**PASSAGE SHOWN:**
[START]

Grief transforms Moses. However, Numbers 20 is traditionally interpreted as an expression of Moses’ “anger management problem” and death in exile, his punishment. But what if we “change our way of seeing” this translation? Might the implicating quip, “Listen, Rebels,” be read as a more compassionate, “Please hear, Miriam” (as the word “Hamo’reem,” in pre-Masoretic Hebrew without vowels, might also be read as “Ha-Miryam”), rewriting the verse as Moses’ grievous plea to his dead sister who quenched the thirst for the wandering Israelites: “Please, Hear, Miriam; Might we get water for you out of this rock?” 

What follows is not unbridled anger, but Torah’s illustration of human behavior in the wake of loss. In the throes of Miriam’s death, Moses’ striking of the rock is a poetic expression of the existential futility he feels as he faces the unpredictability of grief. Any equanimity that Moses might possess — even as God’s most intimate prophet — is rendered impotent in the face of death’s finality. Indeed, grief is gloriously defiant of death in all of its mystery, and perhaps Moses reminds us that it is the most powerful emotion of all.

As I wrote these words, I learned that my father died. May Melvyn Schneide’s (z”l) — and Miriam HaNeviyah’s — memory be for a blessing. And may we grow through each loss into more compassionate and alive souls for one another.

[END]

**ITEMS:**
[START]

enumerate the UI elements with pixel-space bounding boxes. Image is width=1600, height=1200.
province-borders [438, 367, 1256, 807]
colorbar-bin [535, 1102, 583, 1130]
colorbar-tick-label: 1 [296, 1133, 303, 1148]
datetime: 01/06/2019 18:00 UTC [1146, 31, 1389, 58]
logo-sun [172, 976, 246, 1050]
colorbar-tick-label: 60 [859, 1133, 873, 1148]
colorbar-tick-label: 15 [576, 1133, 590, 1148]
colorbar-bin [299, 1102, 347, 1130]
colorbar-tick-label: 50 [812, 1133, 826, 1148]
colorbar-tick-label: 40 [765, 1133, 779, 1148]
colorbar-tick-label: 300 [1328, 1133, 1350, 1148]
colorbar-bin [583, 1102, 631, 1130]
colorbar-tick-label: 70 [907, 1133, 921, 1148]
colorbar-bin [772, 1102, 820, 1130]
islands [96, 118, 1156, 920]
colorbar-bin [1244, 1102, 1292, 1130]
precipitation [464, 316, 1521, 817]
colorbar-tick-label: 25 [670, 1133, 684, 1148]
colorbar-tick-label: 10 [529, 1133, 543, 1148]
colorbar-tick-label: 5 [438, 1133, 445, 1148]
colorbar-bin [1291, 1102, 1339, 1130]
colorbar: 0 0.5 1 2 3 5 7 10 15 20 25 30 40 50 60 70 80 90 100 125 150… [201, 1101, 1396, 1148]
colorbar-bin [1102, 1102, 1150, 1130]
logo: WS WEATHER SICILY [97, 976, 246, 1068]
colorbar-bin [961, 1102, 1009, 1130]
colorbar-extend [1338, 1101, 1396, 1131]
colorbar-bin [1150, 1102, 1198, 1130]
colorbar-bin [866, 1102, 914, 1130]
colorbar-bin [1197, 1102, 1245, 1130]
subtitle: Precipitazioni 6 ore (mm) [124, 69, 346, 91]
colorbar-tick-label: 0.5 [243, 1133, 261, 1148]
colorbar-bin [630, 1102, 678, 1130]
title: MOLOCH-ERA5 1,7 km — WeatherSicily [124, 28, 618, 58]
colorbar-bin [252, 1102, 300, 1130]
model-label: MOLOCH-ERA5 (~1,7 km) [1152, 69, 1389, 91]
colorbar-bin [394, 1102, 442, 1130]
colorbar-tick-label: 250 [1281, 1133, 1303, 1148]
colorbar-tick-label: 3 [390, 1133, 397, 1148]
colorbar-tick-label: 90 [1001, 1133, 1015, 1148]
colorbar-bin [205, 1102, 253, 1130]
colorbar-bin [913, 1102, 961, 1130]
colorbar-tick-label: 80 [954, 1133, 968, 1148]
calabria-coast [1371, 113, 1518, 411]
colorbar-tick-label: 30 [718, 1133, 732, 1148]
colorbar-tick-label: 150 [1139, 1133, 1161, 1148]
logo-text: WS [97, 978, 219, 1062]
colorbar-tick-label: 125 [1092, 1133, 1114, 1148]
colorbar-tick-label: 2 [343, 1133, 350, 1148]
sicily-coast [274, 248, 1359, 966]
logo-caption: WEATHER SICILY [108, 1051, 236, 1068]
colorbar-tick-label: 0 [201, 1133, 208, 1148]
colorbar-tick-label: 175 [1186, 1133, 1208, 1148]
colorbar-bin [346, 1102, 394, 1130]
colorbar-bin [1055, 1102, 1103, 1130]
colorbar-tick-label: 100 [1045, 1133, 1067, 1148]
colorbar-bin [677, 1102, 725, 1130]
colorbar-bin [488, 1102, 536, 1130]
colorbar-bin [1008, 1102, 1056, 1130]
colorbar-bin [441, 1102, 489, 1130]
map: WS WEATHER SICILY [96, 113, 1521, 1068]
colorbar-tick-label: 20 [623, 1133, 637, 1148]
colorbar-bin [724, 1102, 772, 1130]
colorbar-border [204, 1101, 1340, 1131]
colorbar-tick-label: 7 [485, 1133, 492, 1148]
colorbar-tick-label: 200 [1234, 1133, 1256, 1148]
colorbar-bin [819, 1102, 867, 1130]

[END]

**ACTIONS TO TAKE:**
[1] Write out the stretch of the reflection on Moses and Miriam from "As I wrote these" through "for one another.", word for word.
[2] In the reflection on Moses and Miriam, which Hebrew word might also be read as "Ha-Miryam"?
[3] Proceed with the reflection on Moses and Miriam from the point where it stops.

**RESULTS OF THE EXERCISE:**
[1]
As I wrote these words, I learned that my father died. May Melvyn Schneide’s (z”l) — and Miriam HaNeviyah’s — memory be for a blessing. And may we grow through each loss into more compassionate and alive souls for one another.

[2] Hamo’reem

[3]
Eric Kaplan
Executive producer, The Big Bang Theory
Doctor of philosophy
This is a horrible week for me because the United States is taking children from their parents and putting them in camps as a way to deter migrants by means of psychological torture. This makes me ashamed to be an American. It also makes me ashamed to be a human being who desires happiness for myself and my family while other people’s children sob in cages.

To escape this shame, I am trying to inspire compassion in others.

Compassion — chesed — is like water. Anyone terrified and ashamed thirsts for compassion like Moses thirsted to draw water for his people. How do we get others to care when their hearts are rock? Can we force them? Can we break them with passionate or logical arguments? Can we shame them?

I think when our country is placing children in camps, it is a desperately dangerous situation. We must use any means necessary. Ideally, we get the water to flow by speaking of God — our shared divinity, or our shared humanity. If that works, we will be redeemed and enter our Promised Land.

If we resort to argument or shame to save those children, and like Moses we strike those hearts of stone to force compassion to flow, we will be banned from our Promised Land for creating division between us. Poor Moses and poor us if that is our fate. Poor Moses and poor us if we use the stick rather than the word.

But if we get an effective policy of love for those children it will be worth it.

Rabbi Aryeh Markman
Aish LA
What if we lived forever? Wouldn’t that be great? 

The planet would be overcrowded, and getting that promotion would be challenging with your 1,000-year-old boss scrutinizing you. Change would never happen with so much living tradition preferring the status quo.  

Evidentially, to become a fully actualized person, one must have the opportunity to take on responsibility without fallback options. The bridges are burned. Go forth or else!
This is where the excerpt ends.